**AIM OF THE EXERCISE:** Look through the listing for the word "dimensijos". Copy each line that has it.
== MATERIAL PROVIDED ==
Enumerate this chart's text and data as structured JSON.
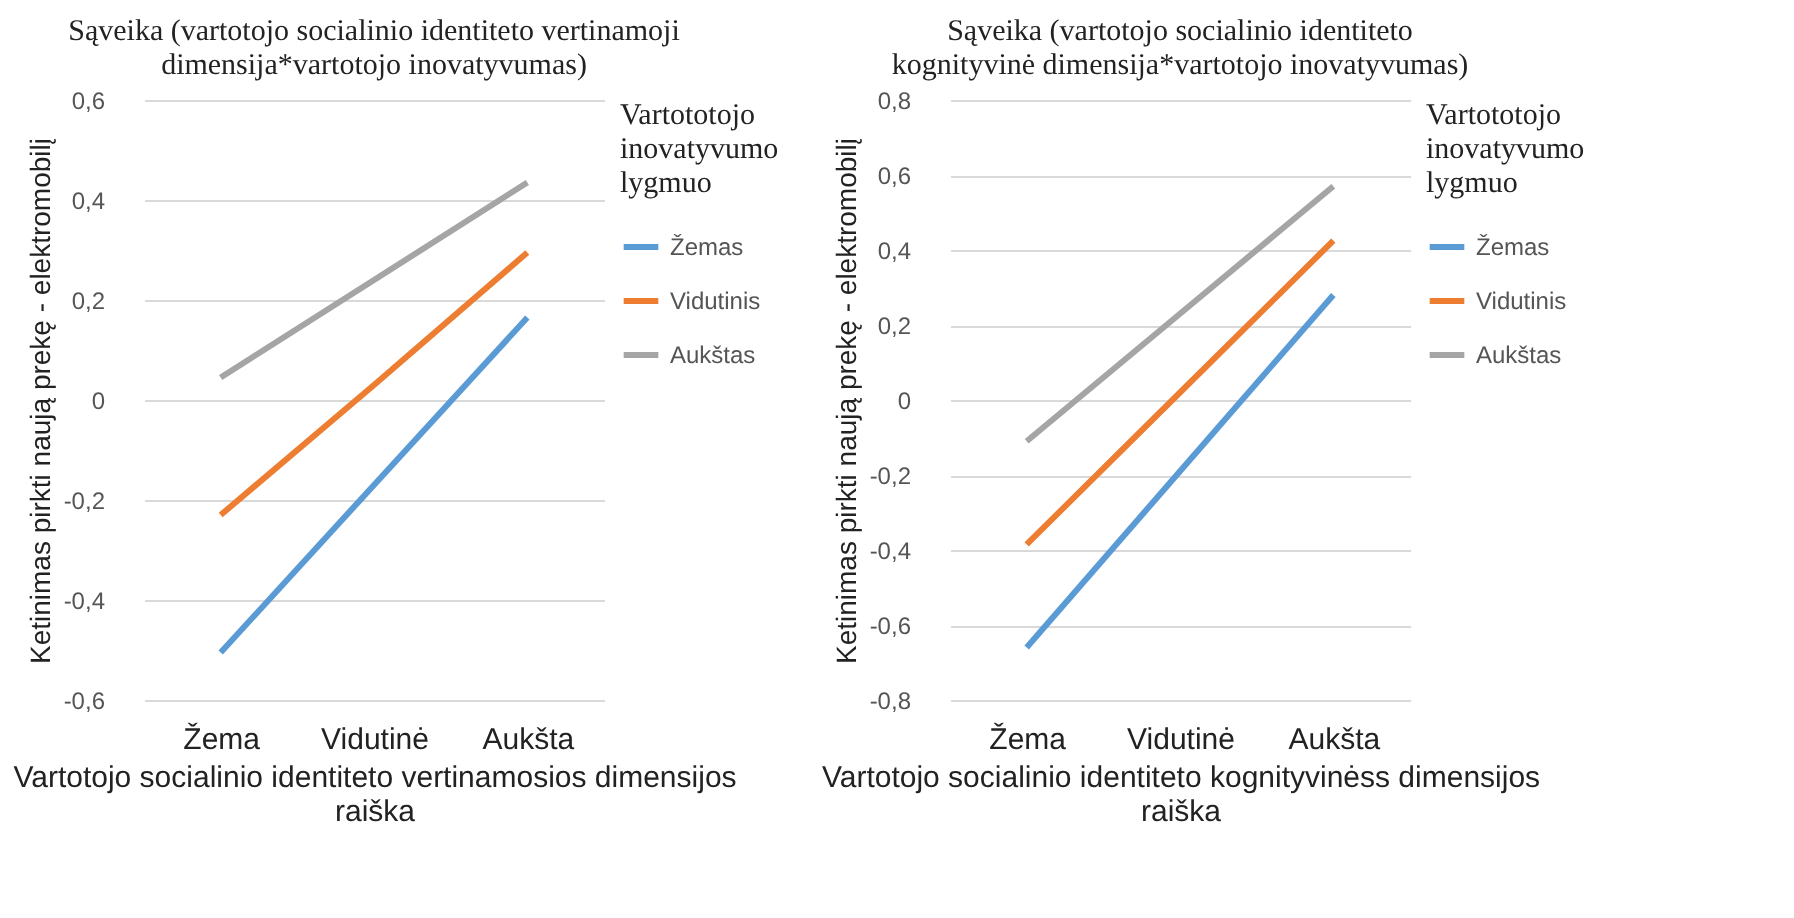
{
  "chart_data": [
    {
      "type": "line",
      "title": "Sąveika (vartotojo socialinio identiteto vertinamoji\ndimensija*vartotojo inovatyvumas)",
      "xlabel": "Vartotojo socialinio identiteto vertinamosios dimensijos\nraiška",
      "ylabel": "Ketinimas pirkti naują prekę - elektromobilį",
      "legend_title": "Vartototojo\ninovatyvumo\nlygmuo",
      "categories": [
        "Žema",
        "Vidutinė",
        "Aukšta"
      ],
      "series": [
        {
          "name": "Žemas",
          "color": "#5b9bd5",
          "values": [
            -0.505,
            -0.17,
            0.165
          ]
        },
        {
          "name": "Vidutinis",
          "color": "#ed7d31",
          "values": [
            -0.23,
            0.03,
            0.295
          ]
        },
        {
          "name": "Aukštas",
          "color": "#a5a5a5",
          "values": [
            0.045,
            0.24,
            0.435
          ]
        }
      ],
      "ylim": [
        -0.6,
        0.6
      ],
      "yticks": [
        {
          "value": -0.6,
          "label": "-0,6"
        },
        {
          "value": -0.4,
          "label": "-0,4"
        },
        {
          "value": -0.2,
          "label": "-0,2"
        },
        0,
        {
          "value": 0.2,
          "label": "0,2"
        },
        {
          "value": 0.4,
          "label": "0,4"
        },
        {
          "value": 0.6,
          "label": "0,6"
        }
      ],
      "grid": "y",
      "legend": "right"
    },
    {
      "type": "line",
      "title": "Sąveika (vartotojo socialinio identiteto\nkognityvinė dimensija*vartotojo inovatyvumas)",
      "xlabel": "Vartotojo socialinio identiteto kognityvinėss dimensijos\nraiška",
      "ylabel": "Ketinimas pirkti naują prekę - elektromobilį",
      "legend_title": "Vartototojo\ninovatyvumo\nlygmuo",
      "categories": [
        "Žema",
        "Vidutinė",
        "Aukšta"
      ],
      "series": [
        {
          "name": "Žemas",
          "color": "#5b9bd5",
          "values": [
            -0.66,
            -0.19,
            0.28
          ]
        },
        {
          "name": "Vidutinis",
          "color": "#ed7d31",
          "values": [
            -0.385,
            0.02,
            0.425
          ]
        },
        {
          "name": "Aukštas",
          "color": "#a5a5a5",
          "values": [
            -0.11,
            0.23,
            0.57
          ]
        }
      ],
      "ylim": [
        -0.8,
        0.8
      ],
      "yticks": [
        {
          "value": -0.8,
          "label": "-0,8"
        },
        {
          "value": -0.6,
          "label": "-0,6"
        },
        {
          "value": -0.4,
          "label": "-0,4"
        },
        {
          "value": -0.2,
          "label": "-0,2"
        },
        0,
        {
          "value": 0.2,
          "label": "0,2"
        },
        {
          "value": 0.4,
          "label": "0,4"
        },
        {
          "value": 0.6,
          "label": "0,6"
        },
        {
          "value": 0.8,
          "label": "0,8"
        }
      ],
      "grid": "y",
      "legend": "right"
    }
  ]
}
===
**SOLUTION:**
      "xlabel": "Vartotojo socialinio identiteto vertinamosios dimensijos\nraiška",
      "xlabel": "Vartotojo socialinio identiteto kognityvinėss dimensijos\nraiška",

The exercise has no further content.